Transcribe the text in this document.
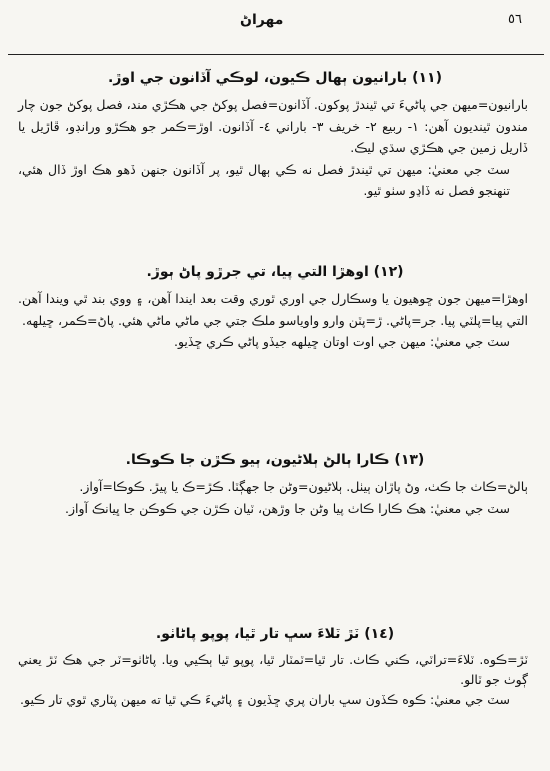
مهراڻ	٥٦

(١١) بارانيون ٻهال ڪيون، لوڪي آڏانون جي اوڙ.

بارانيون=ميهن جي پاڻيءَ تي ٿيندڙ پوکون. آڏانون=فصل پوکڻ جي هڪڙي مند، فصل پوکڻ جون چار مندون ٿينديون آهن: ١- ربيع ٢- خريف ٣- باراني ٤- آڏانون. اوڙ=ڪمر جو هڪڙو ورانڊو، ڦاڙيل يا ڏاريل زمين جي هڪڙي سڌي ليڪ.

سٽ جي معنيٰ: ميهن تي ٿيندڙ فصل نه ڪي ٻهال ٿيو، پر آڏانون جنهن ڏهو هڪ اوڙ ڏال هئي، تنهنجو فصل نه ڏاڍو سٺو ٿيو.

(١٢) اوهڙا التي پيا، تي جرڙو پاڻ ٻوڙ.

اوهڙا=ميهن جون ڇوهيون يا وسڪارل جي اوري ٿوري وقت بعد ايندا آهن، ۽ ووي بند ٿي ويندا آهن. التي پيا=پلٽي پيا. جر=پاڻي. ڙ=پٽن وارو واوياسو ملڪ جتي جي ماڻي ماڻي هئي. پاڻ=ڪمر، ڇيلهه.

سٽ جي معنيٰ: ميهن جي اوت اوتان ڇيلهه جيڏو پاڻي ڪري ڇڏيو.

(١٣) ڪارا ٻالڻ ٻلاڻيون، ٻيو ڪڙن جا ڪوڪا.

ٻالڻ=ڪاٺ جا ڪٺ، وڻ پاڙان ٻيٺل. ٻلاڻيون=وڻن جا جهڳٽا. ڪڙ=ڪ يا پيڙ. ڪوڪا=آواز.

سٽ جي معنيٰ: هڪ ڪارا ڪاٺ پيا وڻن جا وڙهن، ٽيان ڪڙن جي ڪوڪن جا ڀيانڪ آواز.

(١٤) ٽڙ ٽلاءَ سڀ تار ٿيا، پوپو پاڻاٺو.

ٽڙ=ڪوه. ٽلاءَ=تراٽي، ڪني ڪاٺ. تار ٿيا=ٽمٽار ٿيا، پوپو ٿيا ٻڪيي ويا. پاڻاٺو=ٽر جي هڪ ٽڙ يعني ڳوٺ جو ٽالو.

سٽ جي معنيٰ: ڪوه ڪڏون سڀ باران پري ڇڏيون ۽ پاڻيءَ ڪي ٿيا ته ميهن پٽاري ٿوي تار ڪيو.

- - - -

- [CHALLENGE]: Omit the pictures and output all of the other material exactly.

- [EXERCISE RESPONSE]:
Transcribe the text in this document.
مهراڻ	٥٦

(١١) بارانيون ٻهال ڪيون، لوڪي آڏانون جي اوڙ.

بارانيون=ميهن جي پاڻيءَ تي ٿيندڙ پوکون. آڏانون=فصل پوکڻ جي هڪڙي مند، فصل پوکڻ جون چار مندون ٿينديون آهن: ١- ربيع ٢- خريف ٣- باراني ٤- آڏانون. اوڙ=ڪمر جو هڪڙو ورانڊو، ڦاڙيل يا ڏاريل زمين جي هڪڙي سڌي ليڪ.

سٽ جي معنيٰ: ميهن تي ٿيندڙ فصل نه ڪي ٻهال ٿيو، پر آڏانون جنهن ڏهو هڪ اوڙ ڏال هئي، تنهنجو فصل نه ڏاڍو سٺو ٿيو.

(١٢) اوهڙا التي پيا، تي جرڙو پاڻ ٻوڙ.

اوهڙا=ميهن جون ڇوهيون يا وسڪارل جي اوري ٿوري وقت بعد ايندا آهن، ۽ ووي بند ٿي ويندا آهن. التي پيا=پلٽي پيا. جر=پاڻي. ڙ=پٽن وارو واوياسو ملڪ جتي جي ماڻي ماڻي هئي. پاڻ=ڪمر، ڇيلهه.

سٽ جي معنيٰ: ميهن جي اوت اوتان ڇيلهه جيڏو پاڻي ڪري ڇڏيو.

(١٣) ڪارا ٻالڻ ٻلاڻيون، ٻيو ڪڙن جا ڪوڪا.

ٻالڻ=ڪاٺ جا ڪٺ، وڻ پاڙان ٻيٺل. ٻلاڻيون=وڻن جا جهڳٽا. ڪڙ=ڪ يا پيڙ. ڪوڪا=آواز.

سٽ جي معنيٰ: هڪ ڪارا ڪاٺ پيا وڻن جا وڙهن، ٽيان ڪڙن جي ڪوڪن جا ڀيانڪ آواز.

(١٤) ٽڙ ٽلاءَ سڀ تار ٿيا، پوپو پاڻاٺو.

ٽڙ=ڪوه. ٽلاءَ=تراٽي، ڪني ڪاٺ. تار ٿيا=ٽمٽار ٿيا، پوپو ٿيا ٻڪيي ويا. پاڻاٺو=ٽر جي هڪ ٽڙ يعني ڳوٺ جو ٽالو.

سٽ جي معنيٰ: ڪوه ڪڏون سڀ باران پري ڇڏيون ۽ پاڻيءَ ڪي ٿيا ته ميهن پٽاري ٿوي تار ڪيو.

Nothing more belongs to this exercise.